**TASK TO CARRY OUT**
In the following material, identify every line holding the string "name" and return it.

**SUPPLIED MATERIAL**
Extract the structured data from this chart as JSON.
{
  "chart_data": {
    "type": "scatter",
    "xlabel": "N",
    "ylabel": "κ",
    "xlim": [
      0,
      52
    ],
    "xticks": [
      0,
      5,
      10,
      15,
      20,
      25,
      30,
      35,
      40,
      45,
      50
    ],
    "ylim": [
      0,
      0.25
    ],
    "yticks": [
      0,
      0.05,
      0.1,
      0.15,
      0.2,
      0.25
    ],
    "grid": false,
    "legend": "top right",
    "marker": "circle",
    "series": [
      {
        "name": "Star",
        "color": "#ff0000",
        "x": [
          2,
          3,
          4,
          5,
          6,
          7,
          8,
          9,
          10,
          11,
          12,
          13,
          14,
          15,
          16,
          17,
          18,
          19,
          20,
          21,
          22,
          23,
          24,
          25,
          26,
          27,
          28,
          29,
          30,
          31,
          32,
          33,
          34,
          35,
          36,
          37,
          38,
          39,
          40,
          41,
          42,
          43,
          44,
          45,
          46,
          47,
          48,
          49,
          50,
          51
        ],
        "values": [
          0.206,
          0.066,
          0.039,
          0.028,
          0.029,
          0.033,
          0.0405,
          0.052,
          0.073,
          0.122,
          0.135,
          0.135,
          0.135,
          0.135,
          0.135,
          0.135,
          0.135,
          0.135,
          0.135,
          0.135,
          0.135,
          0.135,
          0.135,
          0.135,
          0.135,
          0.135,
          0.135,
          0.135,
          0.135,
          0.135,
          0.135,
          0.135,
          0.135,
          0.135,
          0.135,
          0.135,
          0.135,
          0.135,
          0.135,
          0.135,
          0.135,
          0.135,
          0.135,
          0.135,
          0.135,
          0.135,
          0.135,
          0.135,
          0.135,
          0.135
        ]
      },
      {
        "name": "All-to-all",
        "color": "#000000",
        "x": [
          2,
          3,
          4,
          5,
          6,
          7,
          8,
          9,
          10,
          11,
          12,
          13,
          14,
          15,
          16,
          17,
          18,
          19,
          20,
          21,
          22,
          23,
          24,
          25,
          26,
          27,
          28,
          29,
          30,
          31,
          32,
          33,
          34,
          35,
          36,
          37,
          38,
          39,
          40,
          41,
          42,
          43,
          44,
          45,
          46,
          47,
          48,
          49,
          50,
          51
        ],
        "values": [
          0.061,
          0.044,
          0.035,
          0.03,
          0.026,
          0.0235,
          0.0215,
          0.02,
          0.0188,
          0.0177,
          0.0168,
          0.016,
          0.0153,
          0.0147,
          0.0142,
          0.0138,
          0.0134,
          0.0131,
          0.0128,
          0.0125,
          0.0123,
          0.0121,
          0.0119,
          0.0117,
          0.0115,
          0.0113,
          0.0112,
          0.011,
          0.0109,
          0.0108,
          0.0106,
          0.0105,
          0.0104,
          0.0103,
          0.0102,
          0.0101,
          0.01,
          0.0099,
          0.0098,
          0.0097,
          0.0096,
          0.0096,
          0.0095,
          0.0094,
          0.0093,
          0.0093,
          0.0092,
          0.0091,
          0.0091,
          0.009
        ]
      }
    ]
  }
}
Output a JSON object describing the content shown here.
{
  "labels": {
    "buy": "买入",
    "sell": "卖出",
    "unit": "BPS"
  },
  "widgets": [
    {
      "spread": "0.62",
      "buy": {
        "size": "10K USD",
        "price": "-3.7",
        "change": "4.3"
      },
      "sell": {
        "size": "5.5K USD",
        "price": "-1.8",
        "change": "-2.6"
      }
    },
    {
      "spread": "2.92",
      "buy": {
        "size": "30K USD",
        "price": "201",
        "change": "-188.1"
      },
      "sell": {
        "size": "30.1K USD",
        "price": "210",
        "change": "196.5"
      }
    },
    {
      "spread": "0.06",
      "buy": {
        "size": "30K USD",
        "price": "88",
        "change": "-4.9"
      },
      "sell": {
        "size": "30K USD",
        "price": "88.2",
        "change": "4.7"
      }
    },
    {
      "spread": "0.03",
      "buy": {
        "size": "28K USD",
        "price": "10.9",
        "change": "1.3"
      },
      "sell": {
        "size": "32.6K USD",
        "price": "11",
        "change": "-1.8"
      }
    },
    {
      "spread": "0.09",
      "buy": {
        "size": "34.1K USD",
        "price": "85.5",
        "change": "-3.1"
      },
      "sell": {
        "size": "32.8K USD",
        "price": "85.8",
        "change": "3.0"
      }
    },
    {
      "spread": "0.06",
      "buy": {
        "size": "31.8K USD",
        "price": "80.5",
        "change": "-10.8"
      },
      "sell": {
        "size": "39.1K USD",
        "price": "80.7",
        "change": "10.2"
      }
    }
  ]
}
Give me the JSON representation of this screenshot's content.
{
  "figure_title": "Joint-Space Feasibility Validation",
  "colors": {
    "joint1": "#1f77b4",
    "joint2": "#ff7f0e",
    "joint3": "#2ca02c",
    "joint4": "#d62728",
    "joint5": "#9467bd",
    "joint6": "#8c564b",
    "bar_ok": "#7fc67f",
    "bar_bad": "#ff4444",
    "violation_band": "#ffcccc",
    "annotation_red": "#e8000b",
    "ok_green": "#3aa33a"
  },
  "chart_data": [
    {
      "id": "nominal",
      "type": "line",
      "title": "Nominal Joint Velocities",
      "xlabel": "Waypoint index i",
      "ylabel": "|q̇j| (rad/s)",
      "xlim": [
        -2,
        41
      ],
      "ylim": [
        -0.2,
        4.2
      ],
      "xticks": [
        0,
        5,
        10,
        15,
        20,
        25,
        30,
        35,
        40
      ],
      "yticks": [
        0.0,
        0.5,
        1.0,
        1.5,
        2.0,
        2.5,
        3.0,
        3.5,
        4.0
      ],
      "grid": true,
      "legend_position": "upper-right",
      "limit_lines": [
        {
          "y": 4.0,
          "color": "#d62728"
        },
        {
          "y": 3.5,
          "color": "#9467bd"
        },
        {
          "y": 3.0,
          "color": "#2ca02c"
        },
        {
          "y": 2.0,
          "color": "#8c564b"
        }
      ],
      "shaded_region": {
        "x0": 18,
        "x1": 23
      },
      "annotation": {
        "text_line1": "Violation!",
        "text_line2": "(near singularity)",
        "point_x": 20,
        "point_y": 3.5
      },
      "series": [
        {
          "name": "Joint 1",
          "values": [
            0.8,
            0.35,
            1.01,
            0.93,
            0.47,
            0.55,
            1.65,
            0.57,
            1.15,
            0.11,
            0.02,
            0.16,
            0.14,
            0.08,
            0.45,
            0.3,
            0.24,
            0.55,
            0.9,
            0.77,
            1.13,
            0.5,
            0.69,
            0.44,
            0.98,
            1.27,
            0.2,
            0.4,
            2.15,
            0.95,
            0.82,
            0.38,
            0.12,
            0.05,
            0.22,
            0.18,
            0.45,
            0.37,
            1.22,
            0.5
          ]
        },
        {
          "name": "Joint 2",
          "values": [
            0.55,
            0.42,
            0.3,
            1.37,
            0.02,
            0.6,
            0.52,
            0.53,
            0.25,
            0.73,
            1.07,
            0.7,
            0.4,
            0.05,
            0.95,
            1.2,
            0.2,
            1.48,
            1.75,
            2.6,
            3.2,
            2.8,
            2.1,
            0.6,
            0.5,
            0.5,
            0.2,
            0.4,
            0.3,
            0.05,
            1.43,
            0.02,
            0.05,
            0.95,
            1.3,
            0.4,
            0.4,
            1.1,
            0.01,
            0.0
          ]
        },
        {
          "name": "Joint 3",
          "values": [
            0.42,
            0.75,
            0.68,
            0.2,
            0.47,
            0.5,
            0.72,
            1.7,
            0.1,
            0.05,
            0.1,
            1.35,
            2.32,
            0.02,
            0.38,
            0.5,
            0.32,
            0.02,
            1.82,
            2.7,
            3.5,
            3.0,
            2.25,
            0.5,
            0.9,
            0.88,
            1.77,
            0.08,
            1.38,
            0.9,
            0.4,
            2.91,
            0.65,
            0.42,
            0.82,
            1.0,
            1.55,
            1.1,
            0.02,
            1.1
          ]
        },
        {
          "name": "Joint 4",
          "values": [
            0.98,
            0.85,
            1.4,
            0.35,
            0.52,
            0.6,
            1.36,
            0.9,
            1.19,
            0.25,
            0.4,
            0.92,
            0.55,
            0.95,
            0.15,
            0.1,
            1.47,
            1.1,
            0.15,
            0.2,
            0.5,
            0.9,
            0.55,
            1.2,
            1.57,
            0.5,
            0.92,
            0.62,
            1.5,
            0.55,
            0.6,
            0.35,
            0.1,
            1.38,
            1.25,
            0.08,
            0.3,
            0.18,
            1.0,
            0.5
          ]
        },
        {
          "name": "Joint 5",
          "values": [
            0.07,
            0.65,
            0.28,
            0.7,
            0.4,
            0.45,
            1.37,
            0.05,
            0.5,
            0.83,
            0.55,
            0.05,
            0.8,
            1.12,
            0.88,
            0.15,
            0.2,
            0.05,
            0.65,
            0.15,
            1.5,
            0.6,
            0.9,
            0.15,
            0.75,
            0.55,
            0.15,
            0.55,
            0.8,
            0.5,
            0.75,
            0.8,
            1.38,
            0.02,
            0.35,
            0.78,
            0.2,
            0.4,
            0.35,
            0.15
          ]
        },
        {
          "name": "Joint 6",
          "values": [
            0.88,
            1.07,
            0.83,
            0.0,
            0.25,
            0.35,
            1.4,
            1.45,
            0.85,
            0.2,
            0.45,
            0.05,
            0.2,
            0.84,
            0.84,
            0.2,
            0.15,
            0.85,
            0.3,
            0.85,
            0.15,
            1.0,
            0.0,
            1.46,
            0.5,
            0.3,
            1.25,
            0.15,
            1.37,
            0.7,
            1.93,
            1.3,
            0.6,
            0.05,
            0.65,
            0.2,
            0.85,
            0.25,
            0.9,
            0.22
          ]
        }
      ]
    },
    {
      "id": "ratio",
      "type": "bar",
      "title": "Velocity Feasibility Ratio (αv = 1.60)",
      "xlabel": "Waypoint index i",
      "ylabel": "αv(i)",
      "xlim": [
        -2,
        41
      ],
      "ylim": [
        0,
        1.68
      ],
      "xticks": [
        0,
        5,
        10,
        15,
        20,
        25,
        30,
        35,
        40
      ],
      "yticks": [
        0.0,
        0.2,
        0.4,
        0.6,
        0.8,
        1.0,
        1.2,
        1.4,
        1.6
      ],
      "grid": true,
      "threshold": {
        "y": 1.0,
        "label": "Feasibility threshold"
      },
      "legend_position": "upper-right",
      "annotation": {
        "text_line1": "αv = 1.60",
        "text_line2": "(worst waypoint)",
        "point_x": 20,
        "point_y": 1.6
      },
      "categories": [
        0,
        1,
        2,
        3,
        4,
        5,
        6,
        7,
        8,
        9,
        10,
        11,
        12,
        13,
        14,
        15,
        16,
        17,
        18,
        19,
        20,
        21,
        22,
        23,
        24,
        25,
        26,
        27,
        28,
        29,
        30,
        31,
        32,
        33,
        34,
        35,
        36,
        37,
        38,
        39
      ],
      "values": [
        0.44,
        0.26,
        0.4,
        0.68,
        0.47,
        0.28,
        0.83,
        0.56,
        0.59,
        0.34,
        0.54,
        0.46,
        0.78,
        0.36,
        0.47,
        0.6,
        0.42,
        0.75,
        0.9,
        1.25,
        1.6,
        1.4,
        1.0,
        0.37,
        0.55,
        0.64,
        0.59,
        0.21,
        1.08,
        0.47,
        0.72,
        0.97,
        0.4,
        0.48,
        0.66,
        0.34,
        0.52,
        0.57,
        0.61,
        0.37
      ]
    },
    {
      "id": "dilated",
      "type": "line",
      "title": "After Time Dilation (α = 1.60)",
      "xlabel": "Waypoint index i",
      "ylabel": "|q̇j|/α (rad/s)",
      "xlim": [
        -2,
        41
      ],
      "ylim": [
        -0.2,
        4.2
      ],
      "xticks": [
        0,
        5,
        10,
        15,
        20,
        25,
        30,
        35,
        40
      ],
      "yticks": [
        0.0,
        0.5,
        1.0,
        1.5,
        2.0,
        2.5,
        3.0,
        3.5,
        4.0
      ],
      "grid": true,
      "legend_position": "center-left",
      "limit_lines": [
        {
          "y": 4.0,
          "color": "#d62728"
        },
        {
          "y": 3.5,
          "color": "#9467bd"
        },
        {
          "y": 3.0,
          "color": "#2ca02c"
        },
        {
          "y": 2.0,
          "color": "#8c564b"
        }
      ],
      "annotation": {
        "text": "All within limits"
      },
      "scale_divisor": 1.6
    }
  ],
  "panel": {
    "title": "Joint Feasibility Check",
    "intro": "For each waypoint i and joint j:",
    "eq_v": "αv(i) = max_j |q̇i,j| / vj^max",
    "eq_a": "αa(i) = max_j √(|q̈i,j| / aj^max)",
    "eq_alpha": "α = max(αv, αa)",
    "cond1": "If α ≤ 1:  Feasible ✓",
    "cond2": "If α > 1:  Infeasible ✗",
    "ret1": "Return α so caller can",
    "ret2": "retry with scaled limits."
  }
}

**OUTPUT**
        "name": "Star",
        "name": "All-to-all",
          "name": "Joint 1",
          "name": "Joint 2",
          "name": "Joint 3",
          "name": "Joint 4",
          "name": "Joint 5",
          "name": "Joint 6",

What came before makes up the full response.